◆ ASSIGNMENT 1
In the forum post about headphone amps, in what load range is the Little Dot's power maximized?
◆ ASSIGNMENT 2
Do these statements agree with the forum post about headphone amps? Answer yes or no for each, and quote the deciding words. (a) The Little Dot MKIII is an OTL tube amp. (b) The series resistor adapter used with the HE-400 was rated at 300 ohms. (c) The post calls the Little Dot a high output impedance amp.
◆ ASSIGNMENT 3
Continue the forum discussion about headphone amps and impedance from the point where it stops.

If he added resistors to anything other than a speaker amp he would have heard a difference is what I meant. This is not due to damping factor but due to the reduction in current that would result. Headphone amps have limits to voltage and current they can provide, best done so when matched to headphones with the correct impedance. Low impedance planar headphones with flat resistive impedance are best suited to low output voltage amps. They get lots of current at less volts and don't clip. For high output impedance amps they will produce a lot of voltage but not enough current.


Edited by mlxx - 12/17/13 at 2:50pm
post #15282 of 19921
Quote:
Originally Posted by mlxx View Post

 

If he added resistors to anything other than a speaker amp he would have heard a difference is what I meant. This is not due to damping factor but due to the reduction in current that would result. 


It all depends. An OTL tube amp, like my Little Dot MKIII, has more power at higher impedances. I used my 300 ohm series resistor adapter with the HE-400 (as per Malveaux's recommendation in the the Emotiva thread) in order to bring the HE-400 into the optimal range of the Little Dot. The Little Dot put out more power with the resistor adapter, since its power is maximized when seeing a load in the 300-600 ohm range. ~ 3x more power than at the HE-400's native impedance of 38 ohms. Again, though, this is an amp with an output below 10 ohms. Even though it's an OTL with more power into higher impedance loads, it's not really "high output impedance."

◆ GIVEN ENTRIES

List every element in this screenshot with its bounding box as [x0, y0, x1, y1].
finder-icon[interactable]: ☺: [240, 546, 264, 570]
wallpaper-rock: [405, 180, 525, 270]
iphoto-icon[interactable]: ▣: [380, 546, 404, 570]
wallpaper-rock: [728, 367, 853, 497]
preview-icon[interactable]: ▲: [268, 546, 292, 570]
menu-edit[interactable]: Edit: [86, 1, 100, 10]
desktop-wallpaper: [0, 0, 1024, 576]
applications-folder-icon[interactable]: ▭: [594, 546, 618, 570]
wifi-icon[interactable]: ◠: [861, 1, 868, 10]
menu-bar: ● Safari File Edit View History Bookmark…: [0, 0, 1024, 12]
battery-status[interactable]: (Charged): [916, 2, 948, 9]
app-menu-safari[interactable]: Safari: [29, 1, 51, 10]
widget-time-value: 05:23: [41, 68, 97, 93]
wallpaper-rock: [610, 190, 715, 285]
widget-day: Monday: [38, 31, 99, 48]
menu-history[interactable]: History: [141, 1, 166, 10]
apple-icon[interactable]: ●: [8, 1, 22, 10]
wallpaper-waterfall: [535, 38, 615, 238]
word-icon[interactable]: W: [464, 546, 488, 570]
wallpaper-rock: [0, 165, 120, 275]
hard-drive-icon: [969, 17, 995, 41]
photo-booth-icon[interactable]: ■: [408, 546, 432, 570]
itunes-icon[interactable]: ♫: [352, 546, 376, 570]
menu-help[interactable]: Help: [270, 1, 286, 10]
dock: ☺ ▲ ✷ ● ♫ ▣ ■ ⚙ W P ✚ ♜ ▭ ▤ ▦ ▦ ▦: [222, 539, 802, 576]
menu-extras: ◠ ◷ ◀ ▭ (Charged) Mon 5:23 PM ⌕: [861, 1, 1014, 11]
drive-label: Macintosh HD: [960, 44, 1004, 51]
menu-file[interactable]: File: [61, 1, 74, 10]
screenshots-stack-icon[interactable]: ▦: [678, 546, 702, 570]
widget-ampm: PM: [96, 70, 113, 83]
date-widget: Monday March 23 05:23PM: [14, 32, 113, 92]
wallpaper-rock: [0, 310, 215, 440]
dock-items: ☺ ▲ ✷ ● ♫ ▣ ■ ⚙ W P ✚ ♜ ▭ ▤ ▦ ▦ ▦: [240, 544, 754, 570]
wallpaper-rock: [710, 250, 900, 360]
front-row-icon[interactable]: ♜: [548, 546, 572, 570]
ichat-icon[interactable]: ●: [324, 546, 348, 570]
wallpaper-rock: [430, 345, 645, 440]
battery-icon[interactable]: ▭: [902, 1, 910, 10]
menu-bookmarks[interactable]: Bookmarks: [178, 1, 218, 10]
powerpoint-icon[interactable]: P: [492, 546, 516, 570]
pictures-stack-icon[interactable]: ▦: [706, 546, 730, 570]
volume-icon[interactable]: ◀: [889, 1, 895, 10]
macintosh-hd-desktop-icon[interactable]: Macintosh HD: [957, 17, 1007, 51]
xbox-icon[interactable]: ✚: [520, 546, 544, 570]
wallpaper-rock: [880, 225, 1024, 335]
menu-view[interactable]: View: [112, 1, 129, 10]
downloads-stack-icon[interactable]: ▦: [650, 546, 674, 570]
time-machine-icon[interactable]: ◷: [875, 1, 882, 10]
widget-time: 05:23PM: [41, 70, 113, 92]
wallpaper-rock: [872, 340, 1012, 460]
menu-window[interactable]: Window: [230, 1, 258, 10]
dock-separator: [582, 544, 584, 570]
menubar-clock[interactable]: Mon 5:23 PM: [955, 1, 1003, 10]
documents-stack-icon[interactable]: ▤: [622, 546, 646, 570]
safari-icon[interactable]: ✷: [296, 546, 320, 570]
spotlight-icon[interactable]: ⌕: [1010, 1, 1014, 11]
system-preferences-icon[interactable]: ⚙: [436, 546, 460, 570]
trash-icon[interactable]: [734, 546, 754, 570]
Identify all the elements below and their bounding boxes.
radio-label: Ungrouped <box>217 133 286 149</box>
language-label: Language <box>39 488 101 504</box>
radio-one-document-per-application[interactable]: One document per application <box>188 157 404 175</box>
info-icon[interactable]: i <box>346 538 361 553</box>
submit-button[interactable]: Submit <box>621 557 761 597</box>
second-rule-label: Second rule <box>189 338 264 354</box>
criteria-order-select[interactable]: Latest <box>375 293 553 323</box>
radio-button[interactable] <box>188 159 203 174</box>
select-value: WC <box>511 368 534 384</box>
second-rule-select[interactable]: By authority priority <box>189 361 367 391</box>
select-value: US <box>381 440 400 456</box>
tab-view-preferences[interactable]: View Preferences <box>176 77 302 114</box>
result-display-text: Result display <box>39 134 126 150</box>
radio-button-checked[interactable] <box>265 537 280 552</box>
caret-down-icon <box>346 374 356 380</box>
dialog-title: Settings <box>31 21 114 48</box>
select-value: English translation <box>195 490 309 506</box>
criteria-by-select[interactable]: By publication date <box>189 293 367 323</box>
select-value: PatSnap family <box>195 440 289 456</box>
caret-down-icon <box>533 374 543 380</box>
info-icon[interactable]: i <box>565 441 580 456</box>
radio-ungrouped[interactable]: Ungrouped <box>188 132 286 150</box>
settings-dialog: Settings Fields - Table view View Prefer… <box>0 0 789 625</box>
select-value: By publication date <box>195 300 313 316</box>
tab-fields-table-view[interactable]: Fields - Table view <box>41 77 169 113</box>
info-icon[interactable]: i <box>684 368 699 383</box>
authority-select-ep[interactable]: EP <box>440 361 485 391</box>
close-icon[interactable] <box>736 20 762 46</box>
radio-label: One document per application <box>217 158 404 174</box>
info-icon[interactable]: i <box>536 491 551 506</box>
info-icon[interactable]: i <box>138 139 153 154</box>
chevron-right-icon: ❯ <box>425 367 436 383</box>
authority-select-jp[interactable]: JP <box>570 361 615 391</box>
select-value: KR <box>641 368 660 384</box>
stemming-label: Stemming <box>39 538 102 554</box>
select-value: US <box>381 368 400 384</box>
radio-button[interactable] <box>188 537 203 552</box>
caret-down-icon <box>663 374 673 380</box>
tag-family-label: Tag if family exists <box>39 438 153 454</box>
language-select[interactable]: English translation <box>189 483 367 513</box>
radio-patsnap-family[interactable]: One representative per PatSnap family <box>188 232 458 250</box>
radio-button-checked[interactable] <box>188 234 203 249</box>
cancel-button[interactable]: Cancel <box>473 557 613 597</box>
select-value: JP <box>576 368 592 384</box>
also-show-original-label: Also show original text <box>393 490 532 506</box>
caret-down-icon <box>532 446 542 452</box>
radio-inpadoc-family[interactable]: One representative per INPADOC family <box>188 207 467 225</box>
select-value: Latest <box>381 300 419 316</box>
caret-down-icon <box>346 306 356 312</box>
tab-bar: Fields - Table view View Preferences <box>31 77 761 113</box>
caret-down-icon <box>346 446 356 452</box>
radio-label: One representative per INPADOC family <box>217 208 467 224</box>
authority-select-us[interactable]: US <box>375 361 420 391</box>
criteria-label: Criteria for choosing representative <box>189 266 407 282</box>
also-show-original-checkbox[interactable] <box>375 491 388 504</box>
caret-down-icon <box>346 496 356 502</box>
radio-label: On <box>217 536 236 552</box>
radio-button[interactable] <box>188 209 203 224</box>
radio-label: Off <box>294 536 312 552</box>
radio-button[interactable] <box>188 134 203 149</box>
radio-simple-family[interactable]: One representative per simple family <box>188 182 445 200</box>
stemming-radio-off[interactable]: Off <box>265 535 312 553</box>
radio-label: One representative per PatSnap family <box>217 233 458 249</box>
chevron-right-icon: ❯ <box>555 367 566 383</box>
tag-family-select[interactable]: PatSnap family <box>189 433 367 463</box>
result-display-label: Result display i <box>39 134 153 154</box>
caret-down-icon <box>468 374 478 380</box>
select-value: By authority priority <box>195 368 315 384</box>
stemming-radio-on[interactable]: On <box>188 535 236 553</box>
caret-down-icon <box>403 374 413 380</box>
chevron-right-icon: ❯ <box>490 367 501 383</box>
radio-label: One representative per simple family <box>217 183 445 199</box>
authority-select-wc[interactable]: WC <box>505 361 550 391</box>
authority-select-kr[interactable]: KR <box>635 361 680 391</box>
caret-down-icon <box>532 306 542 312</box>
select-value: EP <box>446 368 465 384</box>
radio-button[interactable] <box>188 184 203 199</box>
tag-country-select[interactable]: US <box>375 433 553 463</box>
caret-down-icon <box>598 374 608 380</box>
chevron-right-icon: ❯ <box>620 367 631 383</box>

◆ RESPONSE AREA 1
The 300-600 ohm range.

◆ RESPONSE AREA 2
(a) Yes: "An OTL tube amp, like my Little Dot MKIII"
(b) Yes: "my 300 ohm series resistor adapter"
(c) No: "it's not really "high output impedance.""

◆ RESPONSE AREA 3
post #15283 of 19921
Quote:
Originally Posted by DoctaCosmos View Post
 


lol  this guy.  The headphone jackets on power amplifiers and receivers are very often directly connected to the loudspeaker outputs. To prevent damage to the headphones and to the amplifier, resistors are placed in between. These resistors generally have values between 200 and 600 Ohm but drop to 50 too.  BLAH BLAH BLAH ETC ETC...

 

I cannot be bothered to argue with you because it has been said 100000x on these forums but most "AV receivers" like you said, have cheapo high ohm headphone chip amplifiers, not connected to the main amplifier with a resistor. I researched it myself and tried various ones myself... The key is you said "AV receiver" which typically do not have good headphone jacks. Yours might... I do not know... But either way it is not very good advice, stop making misleading one liner comments and there will be no problem.


Edited by nicholars - 12/17/13 at 7:55pm
post #15284 of 19921
Quote:
Originally Posted by mlxx View Post
 

Not disagreeing with you either regarding damping factor (maybe your post wasn't the correct one to quote).

 

People avoid high output impedance amps because of damping factor concerns, once they hear that planars aren't really affected by damping factor they then think its OK to get high output impedance amps. Just trying to point out that this isn't always the case.

 

High output impedance amps are not suited for low impedance headphones unless they can provide the required current. The exact same amp but with a low output impedance will push more current (for the same power output) and work more efficiently when matched with low impedance headphones. Its not just about power, its about current for planars.

 

My HE400 sound worse on my NAD 326bee amplifier which has 60ohm output and other than that is supposed to be a good headphone jack, the STX sounds a lot clearer etc.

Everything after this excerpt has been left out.